== PROVIDED DATA

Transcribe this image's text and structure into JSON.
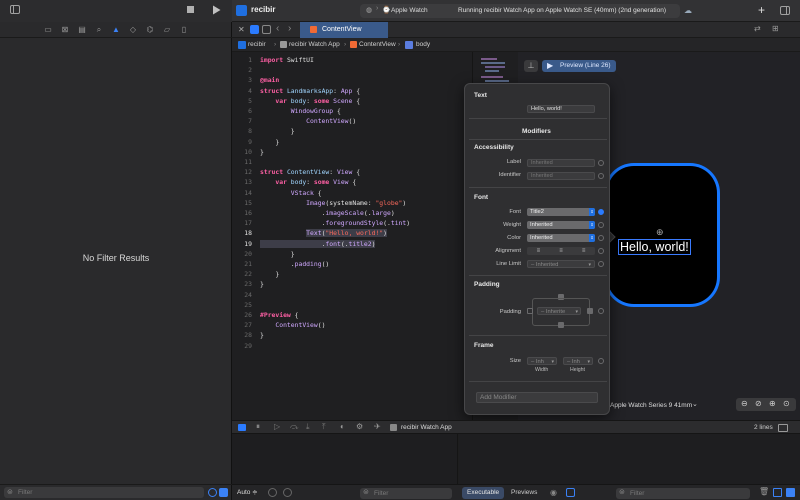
{
  "toolbar": {
    "project_name": "recibir",
    "destination": "Apple Watch",
    "status": "Running recibir Watch App on Apple Watch SE (40mm) (2nd generation)",
    "add_label": "+"
  },
  "left": {
    "no_filter_text": "No Filter Results",
    "filter_placeholder": "Filter"
  },
  "tabs": [
    {
      "label": "ContentView"
    }
  ],
  "breadcrumb": {
    "items": [
      "recibir",
      "recibir Watch App",
      "ContentView",
      "body"
    ]
  },
  "editor": {
    "lines": [
      {
        "n": "1",
        "html": "<span class='kw'>import</span> SwiftUI"
      },
      {
        "n": "2",
        "html": ""
      },
      {
        "n": "3",
        "html": "<span class='kw'>@main</span>"
      },
      {
        "n": "4",
        "html": "<span class='kw'>struct</span> <span class='fn'>LandmarksApp</span>: <span class='ty'>App</span> {"
      },
      {
        "n": "5",
        "html": "    <span class='kw'>var</span> <span class='fn'>body</span>: <span class='kw'>some</span> <span class='ty'>Scene</span> {"
      },
      {
        "n": "6",
        "html": "        <span class='ty'>WindowGroup</span> {"
      },
      {
        "n": "7",
        "html": "            <span class='ty'>ContentView</span>()"
      },
      {
        "n": "8",
        "html": "        }"
      },
      {
        "n": "9",
        "html": "    }"
      },
      {
        "n": "10",
        "html": "}"
      },
      {
        "n": "11",
        "html": ""
      },
      {
        "n": "12",
        "html": "<span class='kw'>struct</span> <span class='fn'>ContentView</span>: <span class='ty'>View</span> {"
      },
      {
        "n": "13",
        "html": "    <span class='kw'>var</span> <span class='fn'>body</span>: <span class='kw'>some</span> <span class='ty'>View</span> {"
      },
      {
        "n": "14",
        "html": "        <span class='ty'>VStack</span> {"
      },
      {
        "n": "15",
        "html": "            <span class='ty'>Image</span>(systemName: <span class='st'>\"globe\"</span>)"
      },
      {
        "n": "16",
        "html": "                .<span class='ty'>imageScale</span>(.<span class='ty'>large</span>)"
      },
      {
        "n": "17",
        "html": "                .<span class='ty'>foregroundStyle</span>(.<span class='ty'>tint</span>)"
      },
      {
        "n": "18",
        "html": "            <span class='hl'><span class='ty'>Text</span>(<span class='st'>\"Hello, world!\"</span>)</span>"
      },
      {
        "n": "19",
        "html": "<span class='hl'>                .<span class='ty'>font</span>(.<span class='ty'>title2</span>)</span>"
      },
      {
        "n": "20",
        "html": "        }"
      },
      {
        "n": "21",
        "html": "        .<span class='ty'>padding</span>()"
      },
      {
        "n": "22",
        "html": "    }"
      },
      {
        "n": "23",
        "html": "}"
      },
      {
        "n": "24",
        "html": ""
      },
      {
        "n": "25",
        "html": ""
      },
      {
        "n": "26",
        "html": "<span class='kw'>#Preview</span> {"
      },
      {
        "n": "27",
        "html": "    <span class='ty'>ContentView</span>()"
      },
      {
        "n": "28",
        "html": "}"
      },
      {
        "n": "29",
        "html": ""
      }
    ],
    "current_lines": [
      "18",
      "19"
    ]
  },
  "canvas": {
    "preview_label": "Preview (Line 26)",
    "preview_text": "Hello, world!",
    "device_label": "Apple Watch Series 9 41mm",
    "device_chevron": "⌄"
  },
  "inspector": {
    "text_section": "Text",
    "text_value": "Hello, world!",
    "modifiers_title": "Modifiers",
    "accessibility_title": "Accessibility",
    "label_label": "Label",
    "label_placeholder": "Inherited",
    "identifier_label": "Identifier",
    "identifier_placeholder": "Inherited",
    "font_title": "Font",
    "font_label": "Font",
    "font_value": "Title2",
    "weight_label": "Weight",
    "weight_value": "Inherited",
    "color_label": "Color",
    "color_value": "Inherited",
    "alignment_label": "Alignment",
    "line_limit_label": "Line Limit",
    "line_limit_value": "– Inherited",
    "padding_title": "Padding",
    "padding_label": "Padding",
    "padding_value": "– Inherite",
    "frame_title": "Frame",
    "size_label": "Size",
    "width_value": "– Inh",
    "height_value": "– Inh",
    "width_caption": "Width",
    "height_caption": "Height",
    "add_modifier_placeholder": "Add Modifier"
  },
  "debug": {
    "target_label": "recibir Watch App",
    "lines_label": "2 lines",
    "auto_label": "Auto ≑",
    "filter_placeholder": "Filter",
    "executable_tab": "Executable",
    "previews_tab": "Previews"
  },
  "colors": {
    "accent": "#1677ff",
    "tab_active": "#3a5a8a"
  }
}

====

CHALLENGE: Copy out all the entries exactly. Images stay out of the copy.

RESULT OF THIS TASK:
Transcribe this image's text and structure into JSON.
{
  "toolbar": {
    "project_name": "recibir",
    "destination": "Apple Watch",
    "status": "Running recibir Watch App on Apple Watch SE (40mm) (2nd generation)",
    "add_label": "+"
  },
  "left": {
    "no_filter_text": "No Filter Results",
    "filter_placeholder": "Filter"
  },
  "tabs": [
    {
      "label": "ContentView"
    }
  ],
  "breadcrumb": {
    "items": [
      "recibir",
      "recibir Watch App",
      "ContentView",
      "body"
    ]
  },
  "editor": {
    "lines": [
      {
        "n": "1",
        "html": "<span class='kw'>import</span> SwiftUI"
      },
      {
        "n": "2",
        "html": ""
      },
      {
        "n": "3",
        "html": "<span class='kw'>@main</span>"
      },
      {
        "n": "4",
        "html": "<span class='kw'>struct</span> <span class='fn'>LandmarksApp</span>: <span class='ty'>App</span> {"
      },
      {
        "n": "5",
        "html": "    <span class='kw'>var</span> <span class='fn'>body</span>: <span class='kw'>some</span> <span class='ty'>Scene</span> {"
      },
      {
        "n": "6",
        "html": "        <span class='ty'>WindowGroup</span> {"
      },
      {
        "n": "7",
        "html": "            <span class='ty'>ContentView</span>()"
      },
      {
        "n": "8",
        "html": "        }"
      },
      {
        "n": "9",
        "html": "    }"
      },
      {
        "n": "10",
        "html": "}"
      },
      {
        "n": "11",
        "html": ""
      },
      {
        "n": "12",
        "html": "<span class='kw'>struct</span> <span class='fn'>ContentView</span>: <span class='ty'>View</span> {"
      },
      {
        "n": "13",
        "html": "    <span class='kw'>var</span> <span class='fn'>body</span>: <span class='kw'>some</span> <span class='ty'>View</span> {"
      },
      {
        "n": "14",
        "html": "        <span class='ty'>VStack</span> {"
      },
      {
        "n": "15",
        "html": "            <span class='ty'>Image</span>(systemName: <span class='st'>\"globe\"</span>)"
      },
      {
        "n": "16",
        "html": "                .<span class='ty'>imageScale</span>(.<span class='ty'>large</span>)"
      },
      {
        "n": "17",
        "html": "                .<span class='ty'>foregroundStyle</span>(.<span class='ty'>tint</span>)"
      },
      {
        "n": "18",
        "html": "            <span class='hl'><span class='ty'>Text</span>(<span class='st'>\"Hello, world!\"</span>)</span>"
      },
      {
        "n": "19",
        "html": "<span class='hl'>                .<span class='ty'>font</span>(.<span class='ty'>title2</span>)</span>"
      },
      {
        "n": "20",
        "html": "        }"
      },
      {
        "n": "21",
        "html": "        .<span class='ty'>padding</span>()"
      },
      {
        "n": "22",
        "html": "    }"
      },
      {
        "n": "23",
        "html": "}"
      },
      {
        "n": "24",
        "html": ""
      },
      {
        "n": "25",
        "html": ""
      },
      {
        "n": "26",
        "html": "<span class='kw'>#Preview</span> {"
      },
      {
        "n": "27",
        "html": "    <span class='ty'>ContentView</span>()"
      },
      {
        "n": "28",
        "html": "}"
      },
      {
        "n": "29",
        "html": ""
      }
    ],
    "current_lines": [
      "18",
      "19"
    ]
  },
  "canvas": {
    "preview_label": "Preview (Line 26)",
    "preview_text": "Hello, world!",
    "device_label": "Apple Watch Series 9 41mm",
    "device_chevron": "⌄"
  },
  "inspector": {
    "text_section": "Text",
    "text_value": "Hello, world!",
    "modifiers_title": "Modifiers",
    "accessibility_title": "Accessibility",
    "label_label": "Label",
    "label_placeholder": "Inherited",
    "identifier_label": "Identifier",
    "identifier_placeholder": "Inherited",
    "font_title": "Font",
    "font_label": "Font",
    "font_value": "Title2",
    "weight_label": "Weight",
    "weight_value": "Inherited",
    "color_label": "Color",
    "color_value": "Inherited",
    "alignment_label": "Alignment",
    "line_limit_label": "Line Limit",
    "line_limit_value": "– Inherited",
    "padding_title": "Padding",
    "padding_label": "Padding",
    "padding_value": "– Inherite",
    "frame_title": "Frame",
    "size_label": "Size",
    "width_value": "– Inh",
    "height_value": "– Inh",
    "width_caption": "Width",
    "height_caption": "Height",
    "add_modifier_placeholder": "Add Modifier"
  },
  "debug": {
    "target_label": "recibir Watch App",
    "lines_label": "2 lines",
    "auto_label": "Auto ≑",
    "filter_placeholder": "Filter",
    "executable_tab": "Executable",
    "previews_tab": "Previews"
  },
  "colors": {
    "accent": "#1677ff",
    "tab_active": "#3a5a8a"
  }
}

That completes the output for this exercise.